## [Your objective]
Copy out every line containing the word "just".

=== Items ===

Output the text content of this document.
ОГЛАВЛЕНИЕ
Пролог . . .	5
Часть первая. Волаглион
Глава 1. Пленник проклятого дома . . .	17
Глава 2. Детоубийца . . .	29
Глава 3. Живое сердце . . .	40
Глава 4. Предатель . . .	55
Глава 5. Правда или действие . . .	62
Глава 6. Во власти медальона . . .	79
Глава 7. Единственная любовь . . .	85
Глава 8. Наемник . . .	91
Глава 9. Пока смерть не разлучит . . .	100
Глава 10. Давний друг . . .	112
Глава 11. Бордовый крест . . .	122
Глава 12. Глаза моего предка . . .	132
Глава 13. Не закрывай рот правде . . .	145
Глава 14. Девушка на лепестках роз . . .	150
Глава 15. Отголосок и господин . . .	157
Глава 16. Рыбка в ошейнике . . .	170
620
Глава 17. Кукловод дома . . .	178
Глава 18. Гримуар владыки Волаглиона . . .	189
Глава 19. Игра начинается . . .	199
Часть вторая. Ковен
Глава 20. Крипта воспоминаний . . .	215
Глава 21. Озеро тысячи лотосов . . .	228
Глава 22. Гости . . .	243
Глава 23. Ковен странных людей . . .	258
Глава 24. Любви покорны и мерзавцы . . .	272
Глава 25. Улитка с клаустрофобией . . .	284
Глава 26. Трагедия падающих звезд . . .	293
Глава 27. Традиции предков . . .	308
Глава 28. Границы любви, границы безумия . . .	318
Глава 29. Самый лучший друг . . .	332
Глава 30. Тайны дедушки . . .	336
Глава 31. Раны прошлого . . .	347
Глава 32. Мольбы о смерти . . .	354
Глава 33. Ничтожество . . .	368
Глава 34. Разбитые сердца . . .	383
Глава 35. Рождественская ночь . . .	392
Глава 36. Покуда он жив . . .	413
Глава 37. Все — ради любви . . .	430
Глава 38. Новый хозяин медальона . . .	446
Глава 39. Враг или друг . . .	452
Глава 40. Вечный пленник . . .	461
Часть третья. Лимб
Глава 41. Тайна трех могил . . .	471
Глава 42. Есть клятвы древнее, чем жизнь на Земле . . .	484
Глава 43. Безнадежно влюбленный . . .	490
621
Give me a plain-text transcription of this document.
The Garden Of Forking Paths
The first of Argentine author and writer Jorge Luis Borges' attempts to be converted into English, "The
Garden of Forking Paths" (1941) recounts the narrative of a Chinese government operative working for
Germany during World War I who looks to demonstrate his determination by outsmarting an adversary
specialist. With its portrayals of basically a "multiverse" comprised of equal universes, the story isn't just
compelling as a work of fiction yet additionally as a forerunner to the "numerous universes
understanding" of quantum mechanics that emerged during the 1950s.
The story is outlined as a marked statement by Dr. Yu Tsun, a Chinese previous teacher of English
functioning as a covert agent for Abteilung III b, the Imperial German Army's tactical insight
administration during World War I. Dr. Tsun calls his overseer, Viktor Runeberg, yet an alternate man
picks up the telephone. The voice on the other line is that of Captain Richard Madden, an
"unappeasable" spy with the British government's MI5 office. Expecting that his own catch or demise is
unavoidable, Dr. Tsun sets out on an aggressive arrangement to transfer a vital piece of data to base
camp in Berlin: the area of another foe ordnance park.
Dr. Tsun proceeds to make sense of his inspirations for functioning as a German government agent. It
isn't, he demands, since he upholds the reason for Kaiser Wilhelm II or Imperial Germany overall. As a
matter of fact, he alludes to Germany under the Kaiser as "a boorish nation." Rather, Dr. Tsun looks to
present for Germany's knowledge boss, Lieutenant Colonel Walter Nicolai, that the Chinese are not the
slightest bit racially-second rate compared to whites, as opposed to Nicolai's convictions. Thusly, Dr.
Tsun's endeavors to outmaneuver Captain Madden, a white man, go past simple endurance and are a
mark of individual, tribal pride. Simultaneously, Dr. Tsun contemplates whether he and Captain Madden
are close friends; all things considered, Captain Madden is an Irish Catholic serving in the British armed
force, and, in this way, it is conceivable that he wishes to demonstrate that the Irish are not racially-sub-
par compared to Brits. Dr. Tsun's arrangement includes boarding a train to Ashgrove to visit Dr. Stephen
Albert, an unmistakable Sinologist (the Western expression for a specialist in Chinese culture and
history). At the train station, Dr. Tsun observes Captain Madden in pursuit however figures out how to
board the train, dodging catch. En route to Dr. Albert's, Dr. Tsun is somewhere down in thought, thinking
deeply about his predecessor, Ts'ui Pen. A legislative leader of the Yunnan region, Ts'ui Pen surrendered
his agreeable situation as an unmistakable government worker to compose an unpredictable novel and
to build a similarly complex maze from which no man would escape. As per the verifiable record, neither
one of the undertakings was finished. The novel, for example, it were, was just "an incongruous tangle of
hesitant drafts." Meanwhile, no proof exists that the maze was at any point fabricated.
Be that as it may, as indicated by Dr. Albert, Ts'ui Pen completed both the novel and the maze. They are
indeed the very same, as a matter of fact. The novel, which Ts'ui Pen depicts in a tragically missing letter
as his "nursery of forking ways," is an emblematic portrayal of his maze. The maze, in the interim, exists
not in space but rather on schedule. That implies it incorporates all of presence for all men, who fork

===

## [Written answer]
specialist. With its portrayals of basically a "multiverse" comprised of equal universes, the story isn't just
one of the undertakings was finished. The novel, for example, it were, was just "an incongruous tangle of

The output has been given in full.